### Dataset excerpts

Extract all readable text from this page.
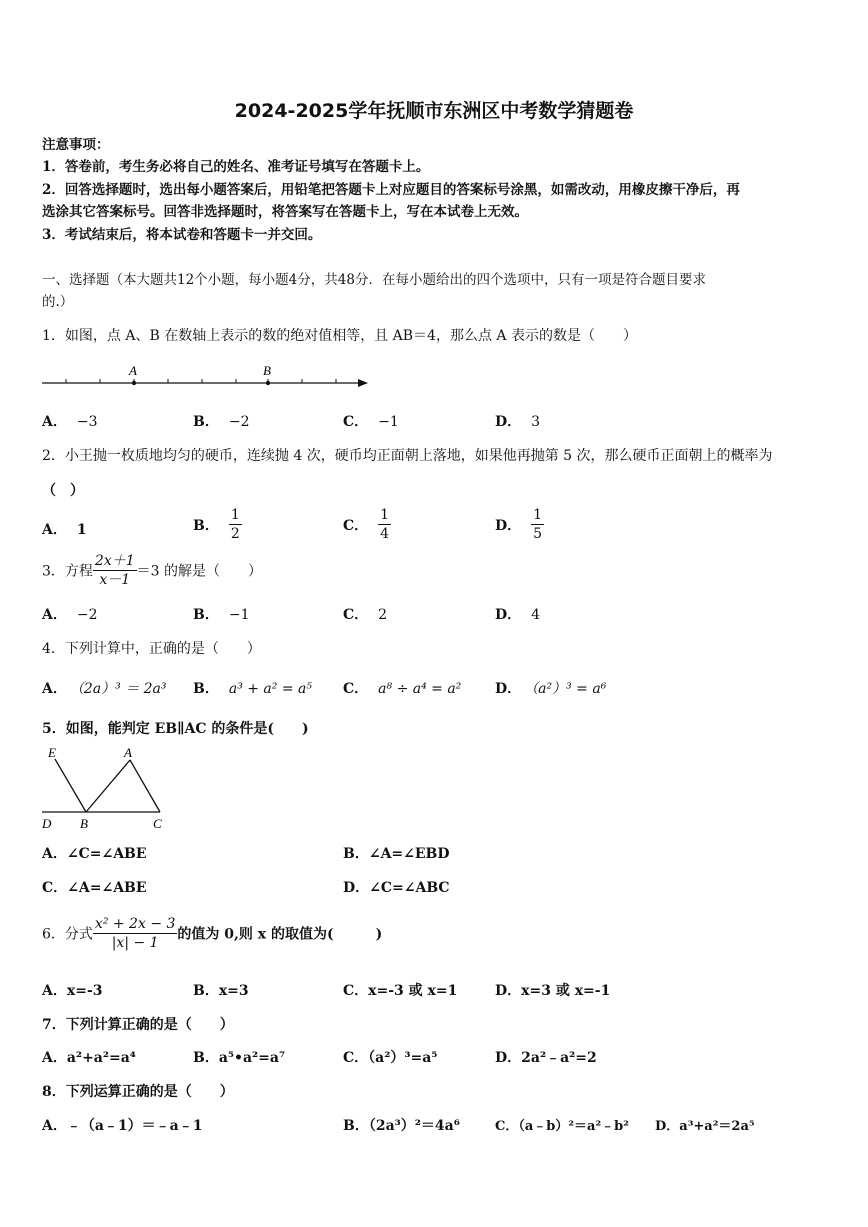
2024-2025学年抚顺市东洲区中考数学猜题卷
注意事项：
1．答卷前，考生务必将自己的姓名、准考证号填写在答题卡上。
2．回答选择题时，选出每小题答案后，用铅笔把答题卡上对应题目的答案标号涂黑，如需改动，用橡皮擦干净后，再
选涂其它答案标号。回答非选择题时，将答案写在答题卡上，写在本试卷上无效。
3．考试结束后，将本试卷和答题卡一并交回。
一、选择题（本大题共12个小题，每小题4分，共48分．在每小题给出的四个选项中，只有一项是符合题目要求
的.）
1．如图，点 A、B 在数轴上表示的数的绝对值相等，且 AB＝4，那么点 A 表示的数是（　　）
A	B
A． −3	B． −2	C． −1	D． 3
2．小王抛一枚质地均匀的硬币，连续抛 4 次，硬币均正面朝上落地，如果他再抛第 5 次，那么硬币正面朝上的概率为
（　）
A． 1	B． $\frac{1}{2}$	C． $\frac{1}{4}$	D． $\frac{1}{5}$
3．方程 $\frac{2x+1}{x-1} =3$ 的解是（　　）
A． −2	B． −1	C． 2	D． 4
4．下列计算中，正确的是（　　）
A． （2a）³ ＝ 2a³ B． a³ + a² = a⁵ C． a⁸ ÷ a⁴ = a² D． （a²）³ = a⁶
5．如图，能判定 EB∥AC 的条件是(　　)
E	A
D B	C
A．∠C=∠ABE	B．∠A=∠EBD
C．∠A=∠ABE	D．∠C=∠ABC
6．分式 $\frac{\text{x² + 2x − 3}}{|x| - 1}$ 的值为 0,则 x 的取值为(　　　)
A．x=-3	B．x=3	C．x=-3 或 x=1	D．x=3 或 x=-1
7．下列计算正确的是（　　）
A．a²+a²=a⁴	B．a⁵•a²=a⁷	C．（a²）³=a⁵	D．2a²﹣a²=2
8．下列运算正确的是（　　）
A．﹣（a﹣1）＝﹣a﹣1	B．（2a³）²＝4a⁶	C．（a﹣b）²＝a²﹣b² D．a³+a²＝2a⁵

### Short task
Find the string "frac" in the records, then copy each line where it occurs.

### Answer to this exercise
A． 1	B． $\frac{1}{2}$	C． $\frac{1}{4}$	D． $\frac{1}{5}$
3．方程 $\frac{2x+1}{x-1} =3$ 的解是（　　）
6．分式 $\frac{\text{x² + 2x − 3}}{|x| - 1}$ 的值为 0,则 x 的取值为(　　　)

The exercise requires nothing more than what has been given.